- _Stated problem_
In the listing below, pick out lines with "Precision".

==============================

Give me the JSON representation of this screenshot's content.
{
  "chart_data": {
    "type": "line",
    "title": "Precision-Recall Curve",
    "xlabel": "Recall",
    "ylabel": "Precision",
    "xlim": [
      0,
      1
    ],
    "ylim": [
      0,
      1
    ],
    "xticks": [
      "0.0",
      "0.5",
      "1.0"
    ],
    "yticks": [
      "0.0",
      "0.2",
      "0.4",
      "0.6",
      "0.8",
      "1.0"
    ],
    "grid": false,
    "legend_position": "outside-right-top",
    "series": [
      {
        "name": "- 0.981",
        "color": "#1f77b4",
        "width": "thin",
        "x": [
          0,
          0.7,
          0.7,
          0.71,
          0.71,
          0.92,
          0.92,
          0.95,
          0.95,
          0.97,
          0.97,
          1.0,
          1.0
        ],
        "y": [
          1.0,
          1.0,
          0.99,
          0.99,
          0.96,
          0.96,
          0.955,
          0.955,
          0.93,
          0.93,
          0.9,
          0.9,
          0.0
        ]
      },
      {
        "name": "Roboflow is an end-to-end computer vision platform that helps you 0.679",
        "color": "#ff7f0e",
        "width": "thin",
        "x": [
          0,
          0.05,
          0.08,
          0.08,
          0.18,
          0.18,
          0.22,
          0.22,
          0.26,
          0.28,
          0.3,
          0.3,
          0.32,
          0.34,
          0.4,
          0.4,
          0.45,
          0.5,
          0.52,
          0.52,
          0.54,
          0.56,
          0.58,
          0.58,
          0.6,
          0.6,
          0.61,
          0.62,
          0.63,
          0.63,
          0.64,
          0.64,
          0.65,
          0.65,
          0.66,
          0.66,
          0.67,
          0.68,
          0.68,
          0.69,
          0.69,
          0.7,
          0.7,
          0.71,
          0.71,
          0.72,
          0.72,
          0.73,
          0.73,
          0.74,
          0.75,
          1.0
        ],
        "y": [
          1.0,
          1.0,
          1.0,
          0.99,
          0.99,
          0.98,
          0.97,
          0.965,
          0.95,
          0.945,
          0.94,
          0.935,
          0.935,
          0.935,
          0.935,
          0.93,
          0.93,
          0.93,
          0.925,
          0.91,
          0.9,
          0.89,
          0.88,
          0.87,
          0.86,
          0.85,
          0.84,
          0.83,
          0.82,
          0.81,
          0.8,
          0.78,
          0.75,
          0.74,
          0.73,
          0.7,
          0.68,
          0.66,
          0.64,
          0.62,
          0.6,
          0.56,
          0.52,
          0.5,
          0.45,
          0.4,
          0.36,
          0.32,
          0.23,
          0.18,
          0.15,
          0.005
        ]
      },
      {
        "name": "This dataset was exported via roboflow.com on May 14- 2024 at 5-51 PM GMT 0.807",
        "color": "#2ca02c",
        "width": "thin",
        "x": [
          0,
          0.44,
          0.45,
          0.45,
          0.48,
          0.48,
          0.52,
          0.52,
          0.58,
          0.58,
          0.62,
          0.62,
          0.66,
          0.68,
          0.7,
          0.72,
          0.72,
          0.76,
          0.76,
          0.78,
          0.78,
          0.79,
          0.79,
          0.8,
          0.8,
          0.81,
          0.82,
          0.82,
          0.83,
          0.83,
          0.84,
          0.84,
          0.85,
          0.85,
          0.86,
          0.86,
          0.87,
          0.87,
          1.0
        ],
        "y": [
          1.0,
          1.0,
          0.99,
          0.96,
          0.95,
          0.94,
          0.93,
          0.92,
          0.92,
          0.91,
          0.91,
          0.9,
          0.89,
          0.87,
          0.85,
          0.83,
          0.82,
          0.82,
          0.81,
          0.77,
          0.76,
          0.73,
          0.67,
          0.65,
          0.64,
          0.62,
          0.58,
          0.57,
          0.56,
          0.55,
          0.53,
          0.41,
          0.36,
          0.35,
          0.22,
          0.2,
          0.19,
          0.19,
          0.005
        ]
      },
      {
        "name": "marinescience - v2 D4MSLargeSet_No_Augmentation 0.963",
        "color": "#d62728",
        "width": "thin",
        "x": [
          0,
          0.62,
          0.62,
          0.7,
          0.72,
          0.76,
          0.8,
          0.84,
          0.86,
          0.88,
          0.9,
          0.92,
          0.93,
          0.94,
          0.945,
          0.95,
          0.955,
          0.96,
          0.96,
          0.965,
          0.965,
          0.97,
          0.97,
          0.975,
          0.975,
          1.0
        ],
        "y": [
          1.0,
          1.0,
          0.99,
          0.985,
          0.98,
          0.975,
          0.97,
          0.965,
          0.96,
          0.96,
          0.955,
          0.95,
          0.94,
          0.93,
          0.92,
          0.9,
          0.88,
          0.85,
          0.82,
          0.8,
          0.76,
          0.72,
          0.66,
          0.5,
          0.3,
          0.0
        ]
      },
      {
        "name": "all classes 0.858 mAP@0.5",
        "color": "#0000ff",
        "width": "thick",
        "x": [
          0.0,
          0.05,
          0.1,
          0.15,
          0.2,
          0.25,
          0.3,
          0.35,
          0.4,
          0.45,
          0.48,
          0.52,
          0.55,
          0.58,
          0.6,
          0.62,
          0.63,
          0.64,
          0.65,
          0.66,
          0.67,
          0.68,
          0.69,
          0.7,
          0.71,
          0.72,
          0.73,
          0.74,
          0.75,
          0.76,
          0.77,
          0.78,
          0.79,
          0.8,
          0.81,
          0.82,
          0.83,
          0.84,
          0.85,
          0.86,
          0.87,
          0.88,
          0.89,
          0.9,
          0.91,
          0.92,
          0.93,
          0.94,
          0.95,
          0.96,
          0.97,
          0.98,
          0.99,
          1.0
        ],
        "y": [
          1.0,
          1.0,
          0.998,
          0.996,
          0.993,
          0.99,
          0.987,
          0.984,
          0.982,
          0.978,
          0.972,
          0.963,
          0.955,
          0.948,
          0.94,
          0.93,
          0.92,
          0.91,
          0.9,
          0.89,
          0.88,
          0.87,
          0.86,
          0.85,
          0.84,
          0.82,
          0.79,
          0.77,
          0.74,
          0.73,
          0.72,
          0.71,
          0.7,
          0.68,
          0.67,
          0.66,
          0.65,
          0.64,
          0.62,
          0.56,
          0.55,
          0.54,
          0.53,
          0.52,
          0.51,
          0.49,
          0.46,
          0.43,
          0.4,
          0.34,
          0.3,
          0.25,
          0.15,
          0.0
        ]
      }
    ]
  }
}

==============================

- _Output for this exercise_
    "title": "Precision-Recall Curve",
    "ylabel": "Precision",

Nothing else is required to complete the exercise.